Start of DATA PROVIDED

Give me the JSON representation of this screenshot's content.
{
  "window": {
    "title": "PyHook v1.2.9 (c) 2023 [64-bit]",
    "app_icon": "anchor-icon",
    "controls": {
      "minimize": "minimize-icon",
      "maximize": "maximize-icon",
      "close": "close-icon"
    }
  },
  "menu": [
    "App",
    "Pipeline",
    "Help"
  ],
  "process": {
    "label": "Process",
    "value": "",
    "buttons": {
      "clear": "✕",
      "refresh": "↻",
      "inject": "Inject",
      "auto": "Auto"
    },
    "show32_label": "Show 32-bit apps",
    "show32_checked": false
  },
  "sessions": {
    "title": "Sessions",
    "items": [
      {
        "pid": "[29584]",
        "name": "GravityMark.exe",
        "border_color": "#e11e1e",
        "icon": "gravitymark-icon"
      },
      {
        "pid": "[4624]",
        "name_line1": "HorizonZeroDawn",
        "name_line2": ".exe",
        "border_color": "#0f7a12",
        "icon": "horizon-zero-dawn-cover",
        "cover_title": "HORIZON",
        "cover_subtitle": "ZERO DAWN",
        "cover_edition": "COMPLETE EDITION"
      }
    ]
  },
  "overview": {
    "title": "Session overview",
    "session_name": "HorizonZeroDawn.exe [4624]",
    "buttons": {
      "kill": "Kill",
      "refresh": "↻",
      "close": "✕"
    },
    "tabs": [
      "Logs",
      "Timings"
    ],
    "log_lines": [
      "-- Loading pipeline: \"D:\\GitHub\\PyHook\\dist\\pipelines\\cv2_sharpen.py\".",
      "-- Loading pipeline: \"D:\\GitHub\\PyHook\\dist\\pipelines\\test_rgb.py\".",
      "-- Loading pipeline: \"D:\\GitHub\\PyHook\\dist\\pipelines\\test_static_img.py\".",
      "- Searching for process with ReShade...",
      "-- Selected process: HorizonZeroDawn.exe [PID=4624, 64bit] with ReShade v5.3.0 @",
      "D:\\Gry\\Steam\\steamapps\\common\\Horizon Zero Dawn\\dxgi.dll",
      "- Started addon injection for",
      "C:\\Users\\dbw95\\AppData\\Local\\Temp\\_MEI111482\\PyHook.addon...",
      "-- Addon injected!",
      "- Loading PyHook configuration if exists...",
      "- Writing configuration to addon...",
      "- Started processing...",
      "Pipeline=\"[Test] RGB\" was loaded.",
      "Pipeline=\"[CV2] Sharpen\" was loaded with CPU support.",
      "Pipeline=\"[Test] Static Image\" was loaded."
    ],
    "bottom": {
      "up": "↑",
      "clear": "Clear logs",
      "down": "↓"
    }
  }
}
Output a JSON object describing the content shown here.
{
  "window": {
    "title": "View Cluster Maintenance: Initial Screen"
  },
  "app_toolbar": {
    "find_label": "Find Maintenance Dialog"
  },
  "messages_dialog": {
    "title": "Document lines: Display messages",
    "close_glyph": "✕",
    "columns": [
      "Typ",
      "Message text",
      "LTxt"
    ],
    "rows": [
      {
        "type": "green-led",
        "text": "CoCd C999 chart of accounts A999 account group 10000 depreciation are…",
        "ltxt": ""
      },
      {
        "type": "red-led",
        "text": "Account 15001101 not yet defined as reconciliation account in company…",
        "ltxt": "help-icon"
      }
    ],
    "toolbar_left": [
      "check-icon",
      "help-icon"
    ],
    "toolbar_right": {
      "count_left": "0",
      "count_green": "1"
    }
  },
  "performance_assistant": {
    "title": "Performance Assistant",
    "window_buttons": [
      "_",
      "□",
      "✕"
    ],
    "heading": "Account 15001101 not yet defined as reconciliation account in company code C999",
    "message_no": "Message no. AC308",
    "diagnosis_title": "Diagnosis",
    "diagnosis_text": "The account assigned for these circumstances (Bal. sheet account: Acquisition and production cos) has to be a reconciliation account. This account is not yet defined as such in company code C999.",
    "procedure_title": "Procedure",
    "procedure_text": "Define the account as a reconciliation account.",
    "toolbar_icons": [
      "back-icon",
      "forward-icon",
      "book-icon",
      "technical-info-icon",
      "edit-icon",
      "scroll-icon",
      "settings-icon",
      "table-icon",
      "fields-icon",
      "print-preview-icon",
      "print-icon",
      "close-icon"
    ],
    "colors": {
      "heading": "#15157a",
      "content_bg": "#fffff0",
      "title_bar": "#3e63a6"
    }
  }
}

End of DATA PROVIDED

**GIVEN PROBLEM**
Repeat all the records. Match each line exactly.

**SOLUTION FOR THIS PROBLEM**
Give me the JSON representation of this screenshot's content.
{
  "window": {
    "title": "PyHook v1.2.9 (c) 2023 [64-bit]",
    "app_icon": "anchor-icon",
    "controls": {
      "minimize": "minimize-icon",
      "maximize": "maximize-icon",
      "close": "close-icon"
    }
  },
  "menu": [
    "App",
    "Pipeline",
    "Help"
  ],
  "process": {
    "label": "Process",
    "value": "",
    "buttons": {
      "clear": "✕",
      "refresh": "↻",
      "inject": "Inject",
      "auto": "Auto"
    },
    "show32_label": "Show 32-bit apps",
    "show32_checked": false
  },
  "sessions": {
    "title": "Sessions",
    "items": [
      {
        "pid": "[29584]",
        "name": "GravityMark.exe",
        "border_color": "#e11e1e",
        "icon": "gravitymark-icon"
      },
      {
        "pid": "[4624]",
        "name_line1": "HorizonZeroDawn",
        "name_line2": ".exe",
        "border_color": "#0f7a12",
        "icon": "horizon-zero-dawn-cover",
        "cover_title": "HORIZON",
        "cover_subtitle": "ZERO DAWN",
        "cover_edition": "COMPLETE EDITION"
      }
    ]
  },
  "overview": {
    "title": "Session overview",
    "session_name": "HorizonZeroDawn.exe [4624]",
    "buttons": {
      "kill": "Kill",
      "refresh": "↻",
      "close": "✕"
    },
    "tabs": [
      "Logs",
      "Timings"
    ],
    "log_lines": [
      "-- Loading pipeline: \"D:\\GitHub\\PyHook\\dist\\pipelines\\cv2_sharpen.py\".",
      "-- Loading pipeline: \"D:\\GitHub\\PyHook\\dist\\pipelines\\test_rgb.py\".",
      "-- Loading pipeline: \"D:\\GitHub\\PyHook\\dist\\pipelines\\test_static_img.py\".",
      "- Searching for process with ReShade...",
      "-- Selected process: HorizonZeroDawn.exe [PID=4624, 64bit] with ReShade v5.3.0 @",
      "D:\\Gry\\Steam\\steamapps\\common\\Horizon Zero Dawn\\dxgi.dll",
      "- Started addon injection for",
      "C:\\Users\\dbw95\\AppData\\Local\\Temp\\_MEI111482\\PyHook.addon...",
      "-- Addon injected!",
      "- Loading PyHook configuration if exists...",
      "- Writing configuration to addon...",
      "- Started processing...",
      "Pipeline=\"[Test] RGB\" was loaded.",
      "Pipeline=\"[CV2] Sharpen\" was loaded with CPU support.",
      "Pipeline=\"[Test] Static Image\" was loaded."
    ],
    "bottom": {
      "up": "↑",
      "clear": "Clear logs",
      "down": "↓"
    }
  }
}
Output a JSON object describing the content shown here.
{
  "window": {
    "title": "View Cluster Maintenance: Initial Screen"
  },
  "app_toolbar": {
    "find_label": "Find Maintenance Dialog"
  },
  "messages_dialog": {
    "title": "Document lines: Display messages",
    "close_glyph": "✕",
    "columns": [
      "Typ",
      "Message text",
      "LTxt"
    ],
    "rows": [
      {
        "type": "green-led",
        "text": "CoCd C999 chart of accounts A999 account group 10000 depreciation are…",
        "ltxt": ""
      },
      {
        "type": "red-led",
        "text": "Account 15001101 not yet defined as reconciliation account in company…",
        "ltxt": "help-icon"
      }
    ],
    "toolbar_left": [
      "check-icon",
      "help-icon"
    ],
    "toolbar_right": {
      "count_left": "0",
      "count_green": "1"
    }
  },
  "performance_assistant": {
    "title": "Performance Assistant",
    "window_buttons": [
      "_",
      "□",
      "✕"
    ],
    "heading": "Account 15001101 not yet defined as reconciliation account in company code C999",
    "message_no": "Message no. AC308",
    "diagnosis_title": "Diagnosis",
    "diagnosis_text": "The account assigned for these circumstances (Bal. sheet account: Acquisition and production cos) has to be a reconciliation account. This account is not yet defined as such in company code C999.",
    "procedure_title": "Procedure",
    "procedure_text": "Define the account as a reconciliation account.",
    "toolbar_icons": [
      "back-icon",
      "forward-icon",
      "book-icon",
      "technical-info-icon",
      "edit-icon",
      "scroll-icon",
      "settings-icon",
      "table-icon",
      "fields-icon",
      "print-preview-icon",
      "print-icon",
      "close-icon"
    ],
    "colors": {
      "heading": "#15157a",
      "content_bg": "#fffff0",
      "title_bar": "#3e63a6"
    }
  }
}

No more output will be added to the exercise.